#### AVAILABLE DATA ####
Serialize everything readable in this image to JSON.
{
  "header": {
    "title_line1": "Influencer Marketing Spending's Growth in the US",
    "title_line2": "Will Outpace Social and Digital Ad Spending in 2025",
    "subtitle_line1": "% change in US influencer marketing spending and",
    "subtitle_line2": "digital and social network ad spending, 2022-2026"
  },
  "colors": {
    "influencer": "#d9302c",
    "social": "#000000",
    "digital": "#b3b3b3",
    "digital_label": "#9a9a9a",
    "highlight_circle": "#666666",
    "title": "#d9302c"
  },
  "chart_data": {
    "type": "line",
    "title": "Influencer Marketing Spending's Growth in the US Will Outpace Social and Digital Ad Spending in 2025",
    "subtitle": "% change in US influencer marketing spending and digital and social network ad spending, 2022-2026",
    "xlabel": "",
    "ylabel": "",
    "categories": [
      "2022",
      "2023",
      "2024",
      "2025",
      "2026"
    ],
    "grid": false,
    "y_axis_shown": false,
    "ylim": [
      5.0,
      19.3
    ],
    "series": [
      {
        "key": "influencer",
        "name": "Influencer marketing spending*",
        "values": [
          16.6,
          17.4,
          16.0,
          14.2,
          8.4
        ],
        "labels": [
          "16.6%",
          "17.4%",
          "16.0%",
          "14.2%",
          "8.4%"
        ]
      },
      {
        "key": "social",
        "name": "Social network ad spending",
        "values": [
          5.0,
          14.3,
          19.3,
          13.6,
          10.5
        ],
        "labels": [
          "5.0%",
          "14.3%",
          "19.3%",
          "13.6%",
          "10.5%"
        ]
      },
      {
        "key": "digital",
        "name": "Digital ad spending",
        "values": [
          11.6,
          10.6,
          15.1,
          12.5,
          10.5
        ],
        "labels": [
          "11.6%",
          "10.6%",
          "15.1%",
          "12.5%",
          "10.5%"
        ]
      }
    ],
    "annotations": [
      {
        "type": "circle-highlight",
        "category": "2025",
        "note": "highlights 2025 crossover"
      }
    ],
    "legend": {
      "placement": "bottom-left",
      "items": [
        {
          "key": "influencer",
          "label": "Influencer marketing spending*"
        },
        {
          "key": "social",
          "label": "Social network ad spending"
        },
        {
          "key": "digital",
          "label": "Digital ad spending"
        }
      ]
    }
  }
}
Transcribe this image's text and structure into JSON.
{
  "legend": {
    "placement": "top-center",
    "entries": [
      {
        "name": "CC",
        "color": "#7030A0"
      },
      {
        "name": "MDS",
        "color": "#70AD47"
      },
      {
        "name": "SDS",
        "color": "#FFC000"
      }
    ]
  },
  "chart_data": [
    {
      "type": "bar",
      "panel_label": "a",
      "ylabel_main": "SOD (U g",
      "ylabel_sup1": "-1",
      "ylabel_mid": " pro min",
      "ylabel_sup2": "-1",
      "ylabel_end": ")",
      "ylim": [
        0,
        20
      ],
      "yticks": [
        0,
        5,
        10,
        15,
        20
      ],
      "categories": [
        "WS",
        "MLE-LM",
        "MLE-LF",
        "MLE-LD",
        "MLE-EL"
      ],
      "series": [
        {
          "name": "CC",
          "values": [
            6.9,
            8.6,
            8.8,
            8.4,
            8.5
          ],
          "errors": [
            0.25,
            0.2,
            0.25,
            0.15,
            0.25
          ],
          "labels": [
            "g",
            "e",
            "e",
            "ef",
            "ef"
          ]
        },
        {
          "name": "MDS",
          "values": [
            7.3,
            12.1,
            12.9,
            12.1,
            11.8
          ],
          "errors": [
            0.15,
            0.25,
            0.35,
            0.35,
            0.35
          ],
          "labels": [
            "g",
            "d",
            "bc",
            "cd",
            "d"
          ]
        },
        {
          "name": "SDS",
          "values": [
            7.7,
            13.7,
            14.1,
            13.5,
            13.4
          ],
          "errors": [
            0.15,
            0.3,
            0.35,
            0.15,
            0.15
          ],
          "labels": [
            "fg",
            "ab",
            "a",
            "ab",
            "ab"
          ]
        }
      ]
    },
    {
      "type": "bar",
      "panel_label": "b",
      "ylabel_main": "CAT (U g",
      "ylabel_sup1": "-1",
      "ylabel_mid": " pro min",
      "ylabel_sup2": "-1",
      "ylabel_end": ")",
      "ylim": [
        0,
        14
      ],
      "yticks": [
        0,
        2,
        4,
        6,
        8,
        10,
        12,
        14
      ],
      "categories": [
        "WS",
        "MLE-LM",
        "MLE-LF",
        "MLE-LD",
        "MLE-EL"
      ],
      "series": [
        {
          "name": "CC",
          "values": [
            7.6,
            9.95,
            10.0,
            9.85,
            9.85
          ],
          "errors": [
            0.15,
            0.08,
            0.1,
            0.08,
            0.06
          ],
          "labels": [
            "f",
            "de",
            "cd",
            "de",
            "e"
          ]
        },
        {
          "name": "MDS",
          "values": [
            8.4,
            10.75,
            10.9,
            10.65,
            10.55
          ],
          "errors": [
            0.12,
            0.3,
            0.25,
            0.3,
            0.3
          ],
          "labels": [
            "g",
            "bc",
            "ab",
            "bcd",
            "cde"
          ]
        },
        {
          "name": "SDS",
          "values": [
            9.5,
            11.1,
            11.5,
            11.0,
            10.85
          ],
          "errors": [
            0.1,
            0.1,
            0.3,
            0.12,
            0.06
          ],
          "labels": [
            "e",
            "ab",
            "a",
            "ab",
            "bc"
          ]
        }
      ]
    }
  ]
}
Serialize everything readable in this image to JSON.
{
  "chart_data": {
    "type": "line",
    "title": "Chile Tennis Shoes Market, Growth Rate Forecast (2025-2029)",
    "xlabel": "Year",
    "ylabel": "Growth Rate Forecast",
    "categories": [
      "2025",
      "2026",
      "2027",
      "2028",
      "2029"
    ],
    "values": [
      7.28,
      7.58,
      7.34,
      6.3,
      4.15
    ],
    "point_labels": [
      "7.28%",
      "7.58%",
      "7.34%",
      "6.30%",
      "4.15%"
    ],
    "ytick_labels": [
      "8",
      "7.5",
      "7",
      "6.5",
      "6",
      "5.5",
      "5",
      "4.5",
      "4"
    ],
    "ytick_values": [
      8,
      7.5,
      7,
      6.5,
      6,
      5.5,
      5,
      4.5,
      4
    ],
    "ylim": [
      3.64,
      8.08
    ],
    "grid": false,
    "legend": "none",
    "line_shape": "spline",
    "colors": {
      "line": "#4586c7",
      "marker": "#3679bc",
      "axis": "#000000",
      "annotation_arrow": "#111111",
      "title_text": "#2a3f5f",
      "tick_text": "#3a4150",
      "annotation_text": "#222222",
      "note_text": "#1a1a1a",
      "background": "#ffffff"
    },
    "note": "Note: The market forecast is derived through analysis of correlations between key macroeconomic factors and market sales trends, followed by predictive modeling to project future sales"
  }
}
####
_CHALLENGE:_
Transcribe all the entries, keeping each one exactly as it is.

_THE SOLUTION:_
Serialize everything readable in this image to JSON.
{
  "header": {
    "title_line1": "Influencer Marketing Spending's Growth in the US",
    "title_line2": "Will Outpace Social and Digital Ad Spending in 2025",
    "subtitle_line1": "% change in US influencer marketing spending and",
    "subtitle_line2": "digital and social network ad spending, 2022-2026"
  },
  "colors": {
    "influencer": "#d9302c",
    "social": "#000000",
    "digital": "#b3b3b3",
    "digital_label": "#9a9a9a",
    "highlight_circle": "#666666",
    "title": "#d9302c"
  },
  "chart_data": {
    "type": "line",
    "title": "Influencer Marketing Spending's Growth in the US Will Outpace Social and Digital Ad Spending in 2025",
    "subtitle": "% change in US influencer marketing spending and digital and social network ad spending, 2022-2026",
    "xlabel": "",
    "ylabel": "",
    "categories": [
      "2022",
      "2023",
      "2024",
      "2025",
      "2026"
    ],
    "grid": false,
    "y_axis_shown": false,
    "ylim": [
      5.0,
      19.3
    ],
    "series": [
      {
        "key": "influencer",
        "name": "Influencer marketing spending*",
        "values": [
          16.6,
          17.4,
          16.0,
          14.2,
          8.4
        ],
        "labels": [
          "16.6%",
          "17.4%",
          "16.0%",
          "14.2%",
          "8.4%"
        ]
      },
      {
        "key": "social",
        "name": "Social network ad spending",
        "values": [
          5.0,
          14.3,
          19.3,
          13.6,
          10.5
        ],
        "labels": [
          "5.0%",
          "14.3%",
          "19.3%",
          "13.6%",
          "10.5%"
        ]
      },
      {
        "key": "digital",
        "name": "Digital ad spending",
        "values": [
          11.6,
          10.6,
          15.1,
          12.5,
          10.5
        ],
        "labels": [
          "11.6%",
          "10.6%",
          "15.1%",
          "12.5%",
          "10.5%"
        ]
      }
    ],
    "annotations": [
      {
        "type": "circle-highlight",
        "category": "2025",
        "note": "highlights 2025 crossover"
      }
    ],
    "legend": {
      "placement": "bottom-left",
      "items": [
        {
          "key": "influencer",
          "label": "Influencer marketing spending*"
        },
        {
          "key": "social",
          "label": "Social network ad spending"
        },
        {
          "key": "digital",
          "label": "Digital ad spending"
        }
      ]
    }
  }
}
Transcribe this image's text and structure into JSON.
{
  "legend": {
    "placement": "top-center",
    "entries": [
      {
        "name": "CC",
        "color": "#7030A0"
      },
      {
        "name": "MDS",
        "color": "#70AD47"
      },
      {
        "name": "SDS",
        "color": "#FFC000"
      }
    ]
  },
  "chart_data": [
    {
      "type": "bar",
      "panel_label": "a",
      "ylabel_main": "SOD (U g",
      "ylabel_sup1": "-1",
      "ylabel_mid": " pro min",
      "ylabel_sup2": "-1",
      "ylabel_end": ")",
      "ylim": [
        0,
        20
      ],
      "yticks": [
        0,
        5,
        10,
        15,
        20
      ],
      "categories": [
        "WS",
        "MLE-LM",
        "MLE-LF",
        "MLE-LD",
        "MLE-EL"
      ],
      "series": [
        {
          "name": "CC",
          "values": [
            6.9,
            8.6,
            8.8,
            8.4,
            8.5
          ],
          "errors": [
            0.25,
            0.2,
            0.25,
            0.15,
            0.25
          ],
          "labels": [
            "g",
            "e",
            "e",
            "ef",
            "ef"
          ]
        },
        {
          "name": "MDS",
          "values": [
            7.3,
            12.1,
            12.9,
            12.1,
            11.8
          ],
          "errors": [
            0.15,
            0.25,
            0.35,
            0.35,
            0.35
          ],
          "labels": [
            "g",
            "d",
            "bc",
            "cd",
            "d"
          ]
        },
        {
          "name": "SDS",
          "values": [
            7.7,
            13.7,
            14.1,
            13.5,
            13.4
          ],
          "errors": [
            0.15,
            0.3,
            0.35,
            0.15,
            0.15
          ],
          "labels": [
            "fg",
            "ab",
            "a",
            "ab",
            "ab"
          ]
        }
      ]
    },
    {
      "type": "bar",
      "panel_label": "b",
      "ylabel_main": "CAT (U g",
      "ylabel_sup1": "-1",
      "ylabel_mid": " pro min",
      "ylabel_sup2": "-1",
      "ylabel_end": ")",
      "ylim": [
        0,
        14
      ],
      "yticks": [
        0,
        2,
        4,
        6,
        8,
        10,
        12,
        14
      ],
      "categories": [
        "WS",
        "MLE-LM",
        "MLE-LF",
        "MLE-LD",
        "MLE-EL"
      ],
      "series": [
        {
          "name": "CC",
          "values": [
            7.6,
            9.95,
            10.0,
            9.85,
            9.85
          ],
          "errors": [
            0.15,
            0.08,
            0.1,
            0.08,
            0.06
          ],
          "labels": [
            "f",
            "de",
            "cd",
            "de",
            "e"
          ]
        },
        {
          "name": "MDS",
          "values": [
            8.4,
            10.75,
            10.9,
            10.65,
            10.55
          ],
          "errors": [
            0.12,
            0.3,
            0.25,
            0.3,
            0.3
          ],
          "labels": [
            "g",
            "bc",
            "ab",
            "bcd",
            "cde"
          ]
        },
        {
          "name": "SDS",
          "values": [
            9.5,
            11.1,
            11.5,
            11.0,
            10.85
          ],
          "errors": [
            0.1,
            0.1,
            0.3,
            0.12,
            0.06
          ],
          "labels": [
            "e",
            "ab",
            "a",
            "ab",
            "bc"
          ]
        }
      ]
    }
  ]
}
Serialize everything readable in this image to JSON.
{
  "chart_data": {
    "type": "line",
    "title": "Chile Tennis Shoes Market, Growth Rate Forecast (2025-2029)",
    "xlabel": "Year",
    "ylabel": "Growth Rate Forecast",
    "categories": [
      "2025",
      "2026",
      "2027",
      "2028",
      "2029"
    ],
    "values": [
      7.28,
      7.58,
      7.34,
      6.3,
      4.15
    ],
    "point_labels": [
      "7.28%",
      "7.58%",
      "7.34%",
      "6.30%",
      "4.15%"
    ],
    "ytick_labels": [
      "8",
      "7.5",
      "7",
      "6.5",
      "6",
      "5.5",
      "5",
      "4.5",
      "4"
    ],
    "ytick_values": [
      8,
      7.5,
      7,
      6.5,
      6,
      5.5,
      5,
      4.5,
      4
    ],
    "ylim": [
      3.64,
      8.08
    ],
    "grid": false,
    "legend": "none",
    "line_shape": "spline",
    "colors": {
      "line": "#4586c7",
      "marker": "#3679bc",
      "axis": "#000000",
      "annotation_arrow": "#111111",
      "title_text": "#2a3f5f",
      "tick_text": "#3a4150",
      "annotation_text": "#222222",
      "note_text": "#1a1a1a",
      "background": "#ffffff"
    },
    "note": "Note: The market forecast is derived through analysis of correlations between key macroeconomic factors and market sales trends, followed by predictive modeling to project future sales"
  }
}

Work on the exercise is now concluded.